[BEGIN Record set]
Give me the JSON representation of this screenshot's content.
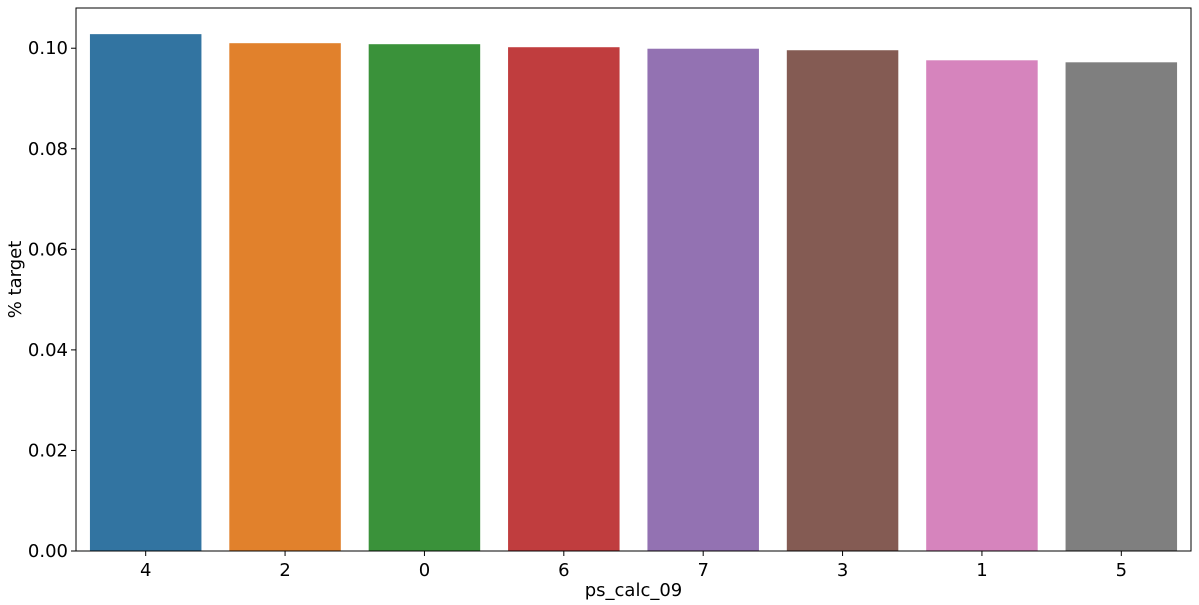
{
  "chart_data": {
    "type": "bar",
    "categories": [
      "4",
      "2",
      "0",
      "6",
      "7",
      "3",
      "1",
      "5"
    ],
    "values": [
      0.1028,
      0.101,
      0.1008,
      0.1002,
      0.0999,
      0.0996,
      0.0976,
      0.0972
    ],
    "colors": [
      "#3274a1",
      "#e1812c",
      "#3a923a",
      "#c03d3e",
      "#9372b2",
      "#845b53",
      "#d684bd",
      "#7f7f7f"
    ],
    "xlabel": "ps_calc_09",
    "ylabel": "% target",
    "ylim": [
      0,
      0.108
    ],
    "yticks": [
      0.0,
      0.02,
      0.04,
      0.06,
      0.08,
      0.1
    ],
    "ytick_labels": [
      "0.00",
      "0.02",
      "0.04",
      "0.06",
      "0.08",
      "0.10"
    ],
    "grid": false,
    "legend": "none"
  }
}
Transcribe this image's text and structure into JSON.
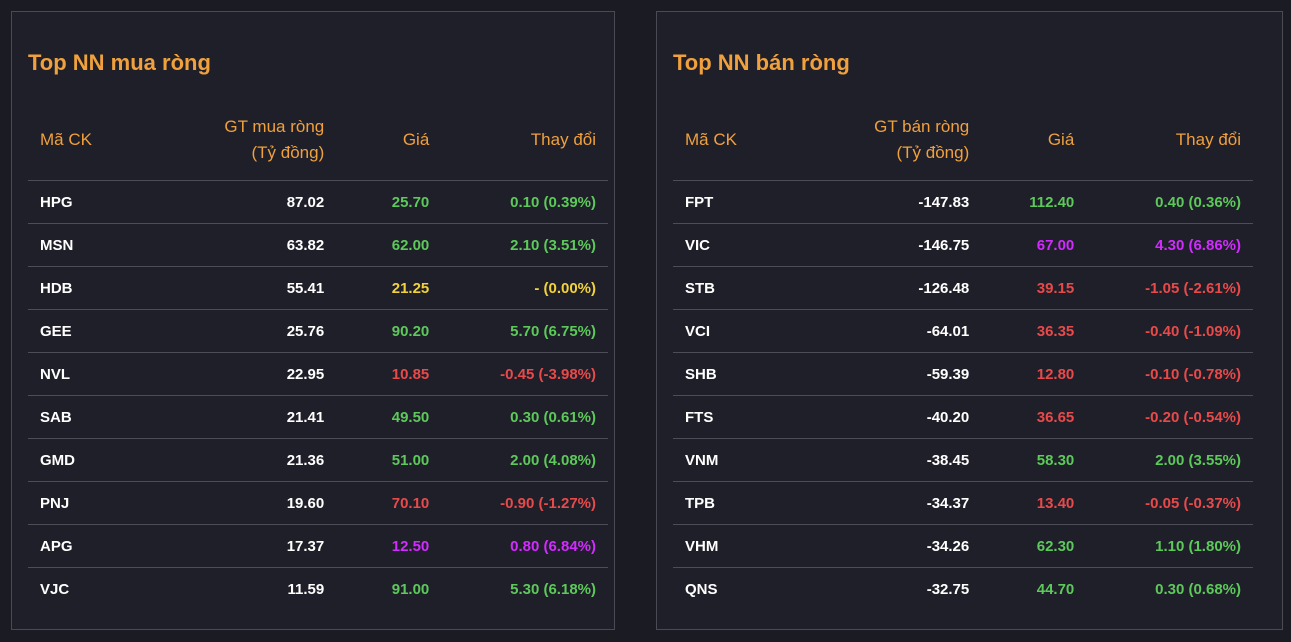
{
  "buy_panel": {
    "title": "Top NN mua ròng",
    "headers": {
      "code": "Mã CK",
      "value_line1": "GT mua ròng",
      "value_line2": "(Tỷ đồng)",
      "price": "Giá",
      "change": "Thay đổi"
    },
    "rows": [
      {
        "code": "HPG",
        "value": "87.02",
        "price": "25.70",
        "change": "0.10 (0.39%)",
        "status": "up"
      },
      {
        "code": "MSN",
        "value": "63.82",
        "price": "62.00",
        "change": "2.10 (3.51%)",
        "status": "up"
      },
      {
        "code": "HDB",
        "value": "55.41",
        "price": "21.25",
        "change": "- (0.00%)",
        "status": "ref"
      },
      {
        "code": "GEE",
        "value": "25.76",
        "price": "90.20",
        "change": "5.70 (6.75%)",
        "status": "up"
      },
      {
        "code": "NVL",
        "value": "22.95",
        "price": "10.85",
        "change": "-0.45 (-3.98%)",
        "status": "down"
      },
      {
        "code": "SAB",
        "value": "21.41",
        "price": "49.50",
        "change": "0.30 (0.61%)",
        "status": "up"
      },
      {
        "code": "GMD",
        "value": "21.36",
        "price": "51.00",
        "change": "2.00 (4.08%)",
        "status": "up"
      },
      {
        "code": "PNJ",
        "value": "19.60",
        "price": "70.10",
        "change": "-0.90 (-1.27%)",
        "status": "down"
      },
      {
        "code": "APG",
        "value": "17.37",
        "price": "12.50",
        "change": "0.80 (6.84%)",
        "status": "ceil"
      },
      {
        "code": "VJC",
        "value": "11.59",
        "price": "91.00",
        "change": "5.30 (6.18%)",
        "status": "up"
      }
    ]
  },
  "sell_panel": {
    "title": "Top NN bán ròng",
    "headers": {
      "code": "Mã CK",
      "value_line1": "GT bán ròng",
      "value_line2": "(Tỷ đồng)",
      "price": "Giá",
      "change": "Thay đổi"
    },
    "rows": [
      {
        "code": "FPT",
        "value": "-147.83",
        "price": "112.40",
        "change": "0.40 (0.36%)",
        "status": "up"
      },
      {
        "code": "VIC",
        "value": "-146.75",
        "price": "67.00",
        "change": "4.30 (6.86%)",
        "status": "ceil"
      },
      {
        "code": "STB",
        "value": "-126.48",
        "price": "39.15",
        "change": "-1.05 (-2.61%)",
        "status": "down"
      },
      {
        "code": "VCI",
        "value": "-64.01",
        "price": "36.35",
        "change": "-0.40 (-1.09%)",
        "status": "down"
      },
      {
        "code": "SHB",
        "value": "-59.39",
        "price": "12.80",
        "change": "-0.10 (-0.78%)",
        "status": "down"
      },
      {
        "code": "FTS",
        "value": "-40.20",
        "price": "36.65",
        "change": "-0.20 (-0.54%)",
        "status": "down"
      },
      {
        "code": "VNM",
        "value": "-38.45",
        "price": "58.30",
        "change": "2.00 (3.55%)",
        "status": "up"
      },
      {
        "code": "TPB",
        "value": "-34.37",
        "price": "13.40",
        "change": "-0.05 (-0.37%)",
        "status": "down"
      },
      {
        "code": "VHM",
        "value": "-34.26",
        "price": "62.30",
        "change": "1.10 (1.80%)",
        "status": "up"
      },
      {
        "code": "QNS",
        "value": "-32.75",
        "price": "44.70",
        "change": "0.30 (0.68%)",
        "status": "up"
      }
    ]
  }
}
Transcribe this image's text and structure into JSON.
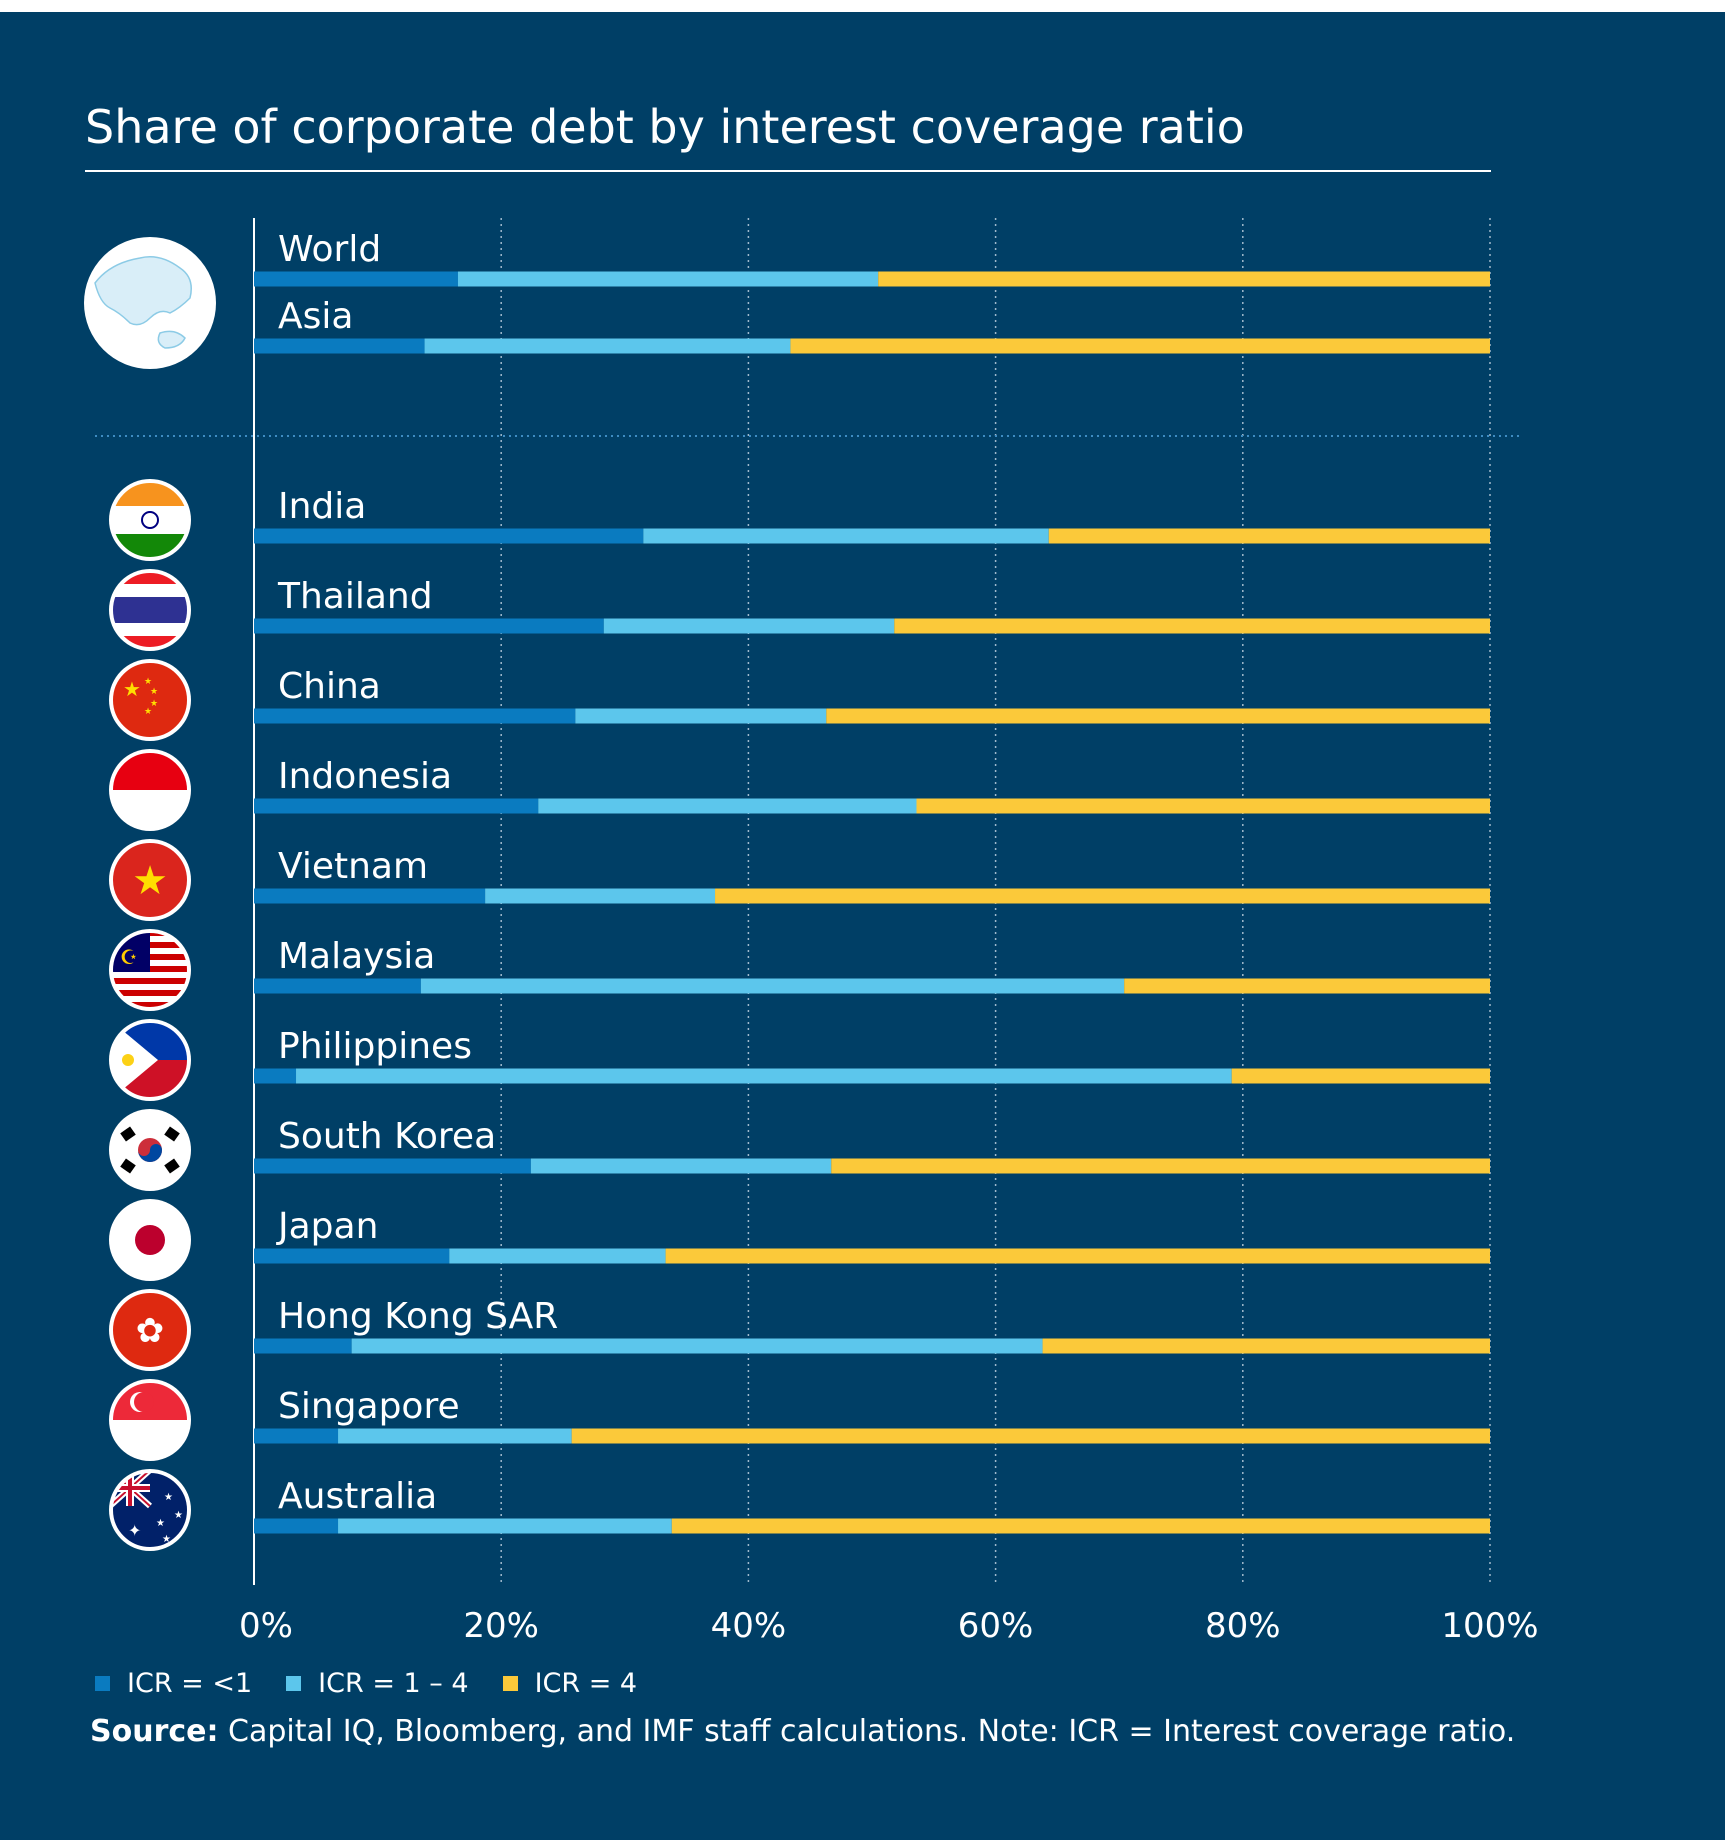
{
  "colors": {
    "background": "#003F66",
    "icr_lt1": "#0A7BC0",
    "icr_1_4": "#5CC6EC",
    "icr_4": "#FBC93A",
    "text": "#FFFFFF"
  },
  "title": "Share of corporate debt by interest coverage ratio",
  "legend": [
    {
      "label": "ICR = <1",
      "color": "#0A7BC0"
    },
    {
      "label": "ICR = 1 – 4",
      "color": "#5CC6EC"
    },
    {
      "label": "ICR = 4",
      "color": "#FBC93A"
    }
  ],
  "source": {
    "bold": "Source:",
    "text": " Capital IQ, Bloomberg, and IMF staff calculations. Note: ICR = Interest coverage ratio."
  },
  "chart_data": {
    "type": "bar",
    "orientation": "horizontal",
    "stacked": true,
    "title": "Share of corporate debt by interest coverage ratio",
    "xlim": [
      0,
      100
    ],
    "x_ticks": [
      "0%",
      "20%",
      "40%",
      "60%",
      "80%",
      "100%"
    ],
    "grid": "vertical dotted",
    "legend_position": "bottom-left",
    "categories": [
      "World",
      "Asia",
      "India",
      "Thailand",
      "China",
      "Indonesia",
      "Vietnam",
      "Malaysia",
      "Philippines",
      "South Korea",
      "Japan",
      "Hong Kong SAR",
      "Singapore",
      "Australia"
    ],
    "icons": [
      "globe-icon",
      "globe-icon",
      "flag-india-icon",
      "flag-thailand-icon",
      "flag-china-icon",
      "flag-indonesia-icon",
      "flag-vietnam-icon",
      "flag-malaysia-icon",
      "flag-philippines-icon",
      "flag-south-korea-icon",
      "flag-japan-icon",
      "flag-hong-kong-icon",
      "flag-singapore-icon",
      "flag-australia-icon"
    ],
    "series": [
      {
        "name": "ICR = <1",
        "color": "#0A7BC0",
        "values": [
          16.5,
          13.8,
          31.5,
          28.3,
          26.0,
          23.0,
          18.7,
          13.5,
          3.4,
          22.4,
          15.8,
          7.9,
          6.8,
          6.8
        ]
      },
      {
        "name": "ICR = 1 – 4",
        "color": "#5CC6EC",
        "values": [
          34.0,
          29.6,
          32.8,
          23.5,
          20.3,
          30.6,
          18.6,
          56.9,
          75.7,
          24.3,
          17.5,
          55.9,
          18.9,
          27.0
        ]
      },
      {
        "name": "ICR = 4",
        "color": "#FBC93A",
        "values": [
          49.5,
          56.6,
          35.7,
          48.2,
          53.7,
          46.4,
          62.7,
          29.6,
          20.9,
          53.3,
          66.7,
          36.2,
          74.3,
          66.2
        ]
      }
    ]
  }
}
[END Record set]
Give the material again exactly as it is, but keep the pictures out.

Give me the JSON representation of this screenshot's content.
{
  "chart_data": {
    "type": "bar",
    "categories": [
      "4",
      "2",
      "0",
      "6",
      "7",
      "3",
      "1",
      "5"
    ],
    "values": [
      0.1028,
      0.101,
      0.1008,
      0.1002,
      0.0999,
      0.0996,
      0.0976,
      0.0972
    ],
    "colors": [
      "#3274a1",
      "#e1812c",
      "#3a923a",
      "#c03d3e",
      "#9372b2",
      "#845b53",
      "#d684bd",
      "#7f7f7f"
    ],
    "xlabel": "ps_calc_09",
    "ylabel": "% target",
    "ylim": [
      0,
      0.108
    ],
    "yticks": [
      0.0,
      0.02,
      0.04,
      0.06,
      0.08,
      0.1
    ],
    "ytick_labels": [
      "0.00",
      "0.02",
      "0.04",
      "0.06",
      "0.08",
      "0.10"
    ],
    "grid": false,
    "legend": "none"
  }
}
Transcribe this image's text and structure into JSON.
{
  "buy_panel": {
    "title": "Top NN mua ròng",
    "headers": {
      "code": "Mã CK",
      "value_line1": "GT mua ròng",
      "value_line2": "(Tỷ đồng)",
      "price": "Giá",
      "change": "Thay đổi"
    },
    "rows": [
      {
        "code": "HPG",
        "value": "87.02",
        "price": "25.70",
        "change": "0.10 (0.39%)",
        "status": "up"
      },
      {
        "code": "MSN",
        "value": "63.82",
        "price": "62.00",
        "change": "2.10 (3.51%)",
        "status": "up"
      },
      {
        "code": "HDB",
        "value": "55.41",
        "price": "21.25",
        "change": "- (0.00%)",
        "status": "ref"
      },
      {
        "code": "GEE",
        "value": "25.76",
        "price": "90.20",
        "change": "5.70 (6.75%)",
        "status": "up"
      },
      {
        "code": "NVL",
        "value": "22.95",
        "price": "10.85",
        "change": "-0.45 (-3.98%)",
        "status": "down"
      },
      {
        "code": "SAB",
        "value": "21.41",
        "price": "49.50",
        "change": "0.30 (0.61%)",
        "status": "up"
      },
      {
        "code": "GMD",
        "value": "21.36",
        "price": "51.00",
        "change": "2.00 (4.08%)",
        "status": "up"
      },
      {
        "code": "PNJ",
        "value": "19.60",
        "price": "70.10",
        "change": "-0.90 (-1.27%)",
        "status": "down"
      },
      {
        "code": "APG",
        "value": "17.37",
        "price": "12.50",
        "change": "0.80 (6.84%)",
        "status": "ceil"
      },
      {
        "code": "VJC",
        "value": "11.59",
        "price": "91.00",
        "change": "5.30 (6.18%)",
        "status": "up"
      }
    ]
  },
  "sell_panel": {
    "title": "Top NN bán ròng",
    "headers": {
      "code": "Mã CK",
      "value_line1": "GT bán ròng",
      "value_line2": "(Tỷ đồng)",
      "price": "Giá",
      "change": "Thay đổi"
    },
    "rows": [
      {
        "code": "FPT",
        "value": "-147.83",
        "price": "112.40",
        "change": "0.40 (0.36%)",
        "status": "up"
      },
      {
        "code": "VIC",
        "value": "-146.75",
        "price": "67.00",
        "change": "4.30 (6.86%)",
        "status": "ceil"
      },
      {
        "code": "STB",
        "value": "-126.48",
        "price": "39.15",
        "change": "-1.05 (-2.61%)",
        "status": "down"
      },
      {
        "code": "VCI",
        "value": "-64.01",
        "price": "36.35",
        "change": "-0.40 (-1.09%)",
        "status": "down"
      },
      {
        "code": "SHB",
        "value": "-59.39",
        "price": "12.80",
        "change": "-0.10 (-0.78%)",
        "status": "down"
      },
      {
        "code": "FTS",
        "value": "-40.20",
        "price": "36.65",
        "change": "-0.20 (-0.54%)",
        "status": "down"
      },
      {
        "code": "VNM",
        "value": "-38.45",
        "price": "58.30",
        "change": "2.00 (3.55%)",
        "status": "up"
      },
      {
        "code": "TPB",
        "value": "-34.37",
        "price": "13.40",
        "change": "-0.05 (-0.37%)",
        "status": "down"
      },
      {
        "code": "VHM",
        "value": "-34.26",
        "price": "62.30",
        "change": "1.10 (1.80%)",
        "status": "up"
      },
      {
        "code": "QNS",
        "value": "-32.75",
        "price": "44.70",
        "change": "0.30 (0.68%)",
        "status": "up"
      }
    ]
  }
}
Transcribe this image's text and structure into JSON.
{
  "colors": {
    "background": "#003F66",
    "icr_lt1": "#0A7BC0",
    "icr_1_4": "#5CC6EC",
    "icr_4": "#FBC93A",
    "text": "#FFFFFF"
  },
  "title": "Share of corporate debt by interest coverage ratio",
  "legend": [
    {
      "label": "ICR = <1",
      "color": "#0A7BC0"
    },
    {
      "label": "ICR = 1 – 4",
      "color": "#5CC6EC"
    },
    {
      "label": "ICR = 4",
      "color": "#FBC93A"
    }
  ],
  "source": {
    "bold": "Source:",
    "text": " Capital IQ, Bloomberg, and IMF staff calculations. Note: ICR = Interest coverage ratio."
  },
  "chart_data": {
    "type": "bar",
    "orientation": "horizontal",
    "stacked": true,
    "title": "Share of corporate debt by interest coverage ratio",
    "xlim": [
      0,
      100
    ],
    "x_ticks": [
      "0%",
      "20%",
      "40%",
      "60%",
      "80%",
      "100%"
    ],
    "grid": "vertical dotted",
    "legend_position": "bottom-left",
    "categories": [
      "World",
      "Asia",
      "India",
      "Thailand",
      "China",
      "Indonesia",
      "Vietnam",
      "Malaysia",
      "Philippines",
      "South Korea",
      "Japan",
      "Hong Kong SAR",
      "Singapore",
      "Australia"
    ],
    "icons": [
      "globe-icon",
      "globe-icon",
      "flag-india-icon",
      "flag-thailand-icon",
      "flag-china-icon",
      "flag-indonesia-icon",
      "flag-vietnam-icon",
      "flag-malaysia-icon",
      "flag-philippines-icon",
      "flag-south-korea-icon",
      "flag-japan-icon",
      "flag-hong-kong-icon",
      "flag-singapore-icon",
      "flag-australia-icon"
    ],
    "series": [
      {
        "name": "ICR = <1",
        "color": "#0A7BC0",
        "values": [
          16.5,
          13.8,
          31.5,
          28.3,
          26.0,
          23.0,
          18.7,
          13.5,
          3.4,
          22.4,
          15.8,
          7.9,
          6.8,
          6.8
        ]
      },
      {
        "name": "ICR = 1 – 4",
        "color": "#5CC6EC",
        "values": [
          34.0,
          29.6,
          32.8,
          23.5,
          20.3,
          30.6,
          18.6,
          56.9,
          75.7,
          24.3,
          17.5,
          55.9,
          18.9,
          27.0
        ]
      },
      {
        "name": "ICR = 4",
        "color": "#FBC93A",
        "values": [
          49.5,
          56.6,
          35.7,
          48.2,
          53.7,
          46.4,
          62.7,
          29.6,
          20.9,
          53.3,
          66.7,
          36.2,
          74.3,
          66.2
        ]
      }
    ]
  }
}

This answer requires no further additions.